__Exercise directions__
Say how many lines in the data below contain the word "Lower", and give no other text.

--- begin Records supplied ---

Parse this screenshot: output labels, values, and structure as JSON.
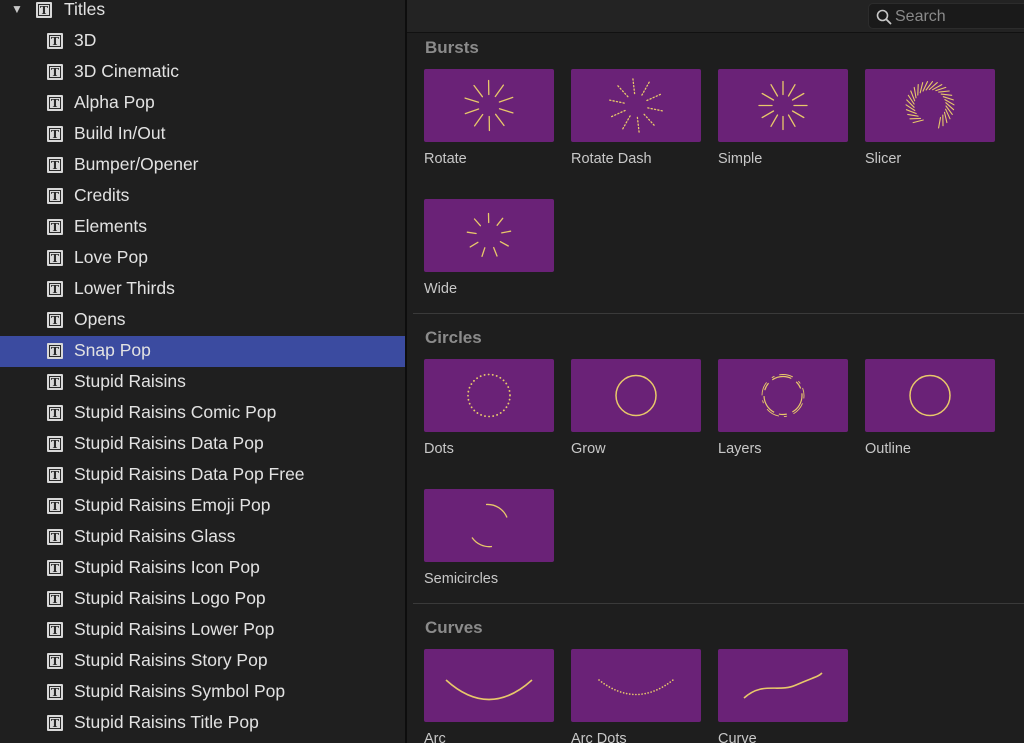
{
  "sidebar": {
    "root": {
      "label": "Titles",
      "icon": "title-icon",
      "expanded": true
    },
    "items": [
      {
        "label": "3D"
      },
      {
        "label": "3D Cinematic"
      },
      {
        "label": "Alpha Pop"
      },
      {
        "label": "Build In/Out"
      },
      {
        "label": "Bumper/Opener"
      },
      {
        "label": "Credits"
      },
      {
        "label": "Elements"
      },
      {
        "label": "Love Pop"
      },
      {
        "label": "Lower Thirds"
      },
      {
        "label": "Opens"
      },
      {
        "label": "Snap Pop",
        "selected": true
      },
      {
        "label": "Stupid Raisins"
      },
      {
        "label": "Stupid Raisins Comic Pop"
      },
      {
        "label": "Stupid Raisins Data Pop"
      },
      {
        "label": "Stupid Raisins Data Pop Free"
      },
      {
        "label": "Stupid Raisins Emoji Pop"
      },
      {
        "label": "Stupid Raisins Glass"
      },
      {
        "label": "Stupid Raisins Icon Pop"
      },
      {
        "label": "Stupid Raisins Logo Pop"
      },
      {
        "label": "Stupid Raisins Lower Pop"
      },
      {
        "label": "Stupid Raisins Story Pop"
      },
      {
        "label": "Stupid Raisins Symbol Pop"
      },
      {
        "label": "Stupid Raisins Title Pop"
      }
    ]
  },
  "search": {
    "placeholder": "Search",
    "value": ""
  },
  "sections": [
    {
      "title": "Bursts",
      "tiles": [
        {
          "label": "Rotate",
          "thumbnail": "burst-rotate"
        },
        {
          "label": "Rotate Dash",
          "thumbnail": "burst-rotate-dash"
        },
        {
          "label": "Simple",
          "thumbnail": "burst-simple"
        },
        {
          "label": "Slicer",
          "thumbnail": "burst-slicer"
        },
        {
          "label": "Wide",
          "thumbnail": "burst-wide"
        }
      ]
    },
    {
      "title": "Circles",
      "tiles": [
        {
          "label": "Dots",
          "thumbnail": "circle-dots"
        },
        {
          "label": "Grow",
          "thumbnail": "circle-grow"
        },
        {
          "label": "Layers",
          "thumbnail": "circle-layers"
        },
        {
          "label": "Outline",
          "thumbnail": "circle-outline"
        },
        {
          "label": "Semicircles",
          "thumbnail": "circle-semicircles"
        }
      ]
    },
    {
      "title": "Curves",
      "tiles": [
        {
          "label": "Arc",
          "thumbnail": "curve-arc"
        },
        {
          "label": "Arc Dots",
          "thumbnail": "curve-arc-dots"
        },
        {
          "label": "Curve",
          "thumbnail": "curve-curve"
        }
      ]
    }
  ],
  "colors": {
    "selection": "#3b4ba0",
    "thumbnail_bg": "#6a2277",
    "thumbnail_stroke": "#e8c86a"
  }
}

--- end Records supplied ---

__Finished exercise__
2